— Requirement —
The exercise asks for every line of the data to be reproduced exactly.

— Data to use —
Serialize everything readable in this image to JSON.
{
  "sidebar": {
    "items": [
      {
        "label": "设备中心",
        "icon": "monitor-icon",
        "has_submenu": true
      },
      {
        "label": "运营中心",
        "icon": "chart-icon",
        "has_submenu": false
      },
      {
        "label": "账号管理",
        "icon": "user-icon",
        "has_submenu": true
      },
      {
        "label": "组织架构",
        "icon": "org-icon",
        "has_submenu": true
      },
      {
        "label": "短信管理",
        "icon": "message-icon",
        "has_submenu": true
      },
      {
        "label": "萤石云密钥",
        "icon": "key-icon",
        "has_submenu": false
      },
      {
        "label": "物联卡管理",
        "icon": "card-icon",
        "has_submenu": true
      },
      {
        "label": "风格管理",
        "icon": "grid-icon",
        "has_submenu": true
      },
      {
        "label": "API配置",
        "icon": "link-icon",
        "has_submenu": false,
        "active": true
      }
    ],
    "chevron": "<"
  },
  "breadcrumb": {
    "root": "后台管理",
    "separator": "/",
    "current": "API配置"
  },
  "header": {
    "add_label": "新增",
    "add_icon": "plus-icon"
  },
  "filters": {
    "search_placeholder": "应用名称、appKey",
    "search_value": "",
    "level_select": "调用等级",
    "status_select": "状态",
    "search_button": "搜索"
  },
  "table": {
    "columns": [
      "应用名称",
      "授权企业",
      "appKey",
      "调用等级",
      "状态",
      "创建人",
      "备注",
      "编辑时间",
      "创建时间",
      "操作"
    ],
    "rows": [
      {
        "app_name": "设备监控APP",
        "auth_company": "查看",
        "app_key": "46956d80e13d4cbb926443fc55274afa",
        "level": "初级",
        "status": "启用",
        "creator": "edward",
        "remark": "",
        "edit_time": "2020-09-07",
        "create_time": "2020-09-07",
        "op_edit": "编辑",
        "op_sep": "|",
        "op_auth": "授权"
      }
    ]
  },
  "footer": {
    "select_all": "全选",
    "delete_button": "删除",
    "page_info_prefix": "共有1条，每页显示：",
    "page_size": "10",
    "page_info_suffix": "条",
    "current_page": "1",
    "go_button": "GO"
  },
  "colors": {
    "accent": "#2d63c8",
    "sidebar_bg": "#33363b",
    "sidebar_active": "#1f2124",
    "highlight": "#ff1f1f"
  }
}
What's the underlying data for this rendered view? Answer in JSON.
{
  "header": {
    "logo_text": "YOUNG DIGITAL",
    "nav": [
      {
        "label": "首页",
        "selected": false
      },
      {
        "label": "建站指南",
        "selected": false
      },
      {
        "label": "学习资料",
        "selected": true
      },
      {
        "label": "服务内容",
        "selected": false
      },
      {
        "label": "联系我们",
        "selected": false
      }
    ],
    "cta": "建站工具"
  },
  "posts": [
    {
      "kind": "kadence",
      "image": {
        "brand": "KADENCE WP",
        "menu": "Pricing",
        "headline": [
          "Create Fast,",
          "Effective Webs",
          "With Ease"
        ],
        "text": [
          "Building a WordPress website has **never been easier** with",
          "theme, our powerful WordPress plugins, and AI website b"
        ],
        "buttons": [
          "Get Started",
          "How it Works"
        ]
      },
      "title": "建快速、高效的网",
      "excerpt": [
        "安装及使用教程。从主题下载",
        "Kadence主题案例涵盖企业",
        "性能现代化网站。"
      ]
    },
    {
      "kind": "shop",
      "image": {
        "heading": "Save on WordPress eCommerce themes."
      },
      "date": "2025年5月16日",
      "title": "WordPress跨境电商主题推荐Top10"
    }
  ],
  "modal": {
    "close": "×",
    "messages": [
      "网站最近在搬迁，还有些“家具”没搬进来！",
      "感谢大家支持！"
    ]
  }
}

— Output for this task —
Serialize everything readable in this image to JSON.
{
  "sidebar": {
    "items": [
      {
        "label": "设备中心",
        "icon": "monitor-icon",
        "has_submenu": true
      },
      {
        "label": "运营中心",
        "icon": "chart-icon",
        "has_submenu": false
      },
      {
        "label": "账号管理",
        "icon": "user-icon",
        "has_submenu": true
      },
      {
        "label": "组织架构",
        "icon": "org-icon",
        "has_submenu": true
      },
      {
        "label": "短信管理",
        "icon": "message-icon",
        "has_submenu": true
      },
      {
        "label": "萤石云密钥",
        "icon": "key-icon",
        "has_submenu": false
      },
      {
        "label": "物联卡管理",
        "icon": "card-icon",
        "has_submenu": true
      },
      {
        "label": "风格管理",
        "icon": "grid-icon",
        "has_submenu": true
      },
      {
        "label": "API配置",
        "icon": "link-icon",
        "has_submenu": false,
        "active": true
      }
    ],
    "chevron": "<"
  },
  "breadcrumb": {
    "root": "后台管理",
    "separator": "/",
    "current": "API配置"
  },
  "header": {
    "add_label": "新增",
    "add_icon": "plus-icon"
  },
  "filters": {
    "search_placeholder": "应用名称、appKey",
    "search_value": "",
    "level_select": "调用等级",
    "status_select": "状态",
    "search_button": "搜索"
  },
  "table": {
    "columns": [
      "应用名称",
      "授权企业",
      "appKey",
      "调用等级",
      "状态",
      "创建人",
      "备注",
      "编辑时间",
      "创建时间",
      "操作"
    ],
    "rows": [
      {
        "app_name": "设备监控APP",
        "auth_company": "查看",
        "app_key": "46956d80e13d4cbb926443fc55274afa",
        "level": "初级",
        "status": "启用",
        "creator": "edward",
        "remark": "",
        "edit_time": "2020-09-07",
        "create_time": "2020-09-07",
        "op_edit": "编辑",
        "op_sep": "|",
        "op_auth": "授权"
      }
    ]
  },
  "footer": {
    "select_all": "全选",
    "delete_button": "删除",
    "page_info_prefix": "共有1条，每页显示：",
    "page_size": "10",
    "page_info_suffix": "条",
    "current_page": "1",
    "go_button": "GO"
  },
  "colors": {
    "accent": "#2d63c8",
    "sidebar_bg": "#33363b",
    "sidebar_active": "#1f2124",
    "highlight": "#ff1f1f"
  }
}
What's the underlying data for this rendered view? Answer in JSON.
{
  "header": {
    "logo_text": "YOUNG DIGITAL",
    "nav": [
      {
        "label": "首页",
        "selected": false
      },
      {
        "label": "建站指南",
        "selected": false
      },
      {
        "label": "学习资料",
        "selected": true
      },
      {
        "label": "服务内容",
        "selected": false
      },
      {
        "label": "联系我们",
        "selected": false
      }
    ],
    "cta": "建站工具"
  },
  "posts": [
    {
      "kind": "kadence",
      "image": {
        "brand": "KADENCE WP",
        "menu": "Pricing",
        "headline": [
          "Create Fast,",
          "Effective Webs",
          "With Ease"
        ],
        "text": [
          "Building a WordPress website has **never been easier** with",
          "theme, our powerful WordPress plugins, and AI website b"
        ],
        "buttons": [
          "Get Started",
          "How it Works"
        ]
      },
      "title": "建快速、高效的网",
      "excerpt": [
        "安装及使用教程。从主题下载",
        "Kadence主题案例涵盖企业",
        "性能现代化网站。"
      ]
    },
    {
      "kind": "shop",
      "image": {
        "heading": "Save on WordPress eCommerce themes."
      },
      "date": "2025年5月16日",
      "title": "WordPress跨境电商主题推荐Top10"
    }
  ],
  "modal": {
    "close": "×",
    "messages": [
      "网站最近在搬迁，还有些“家具”没搬进来！",
      "感谢大家支持！"
    ]
  }
}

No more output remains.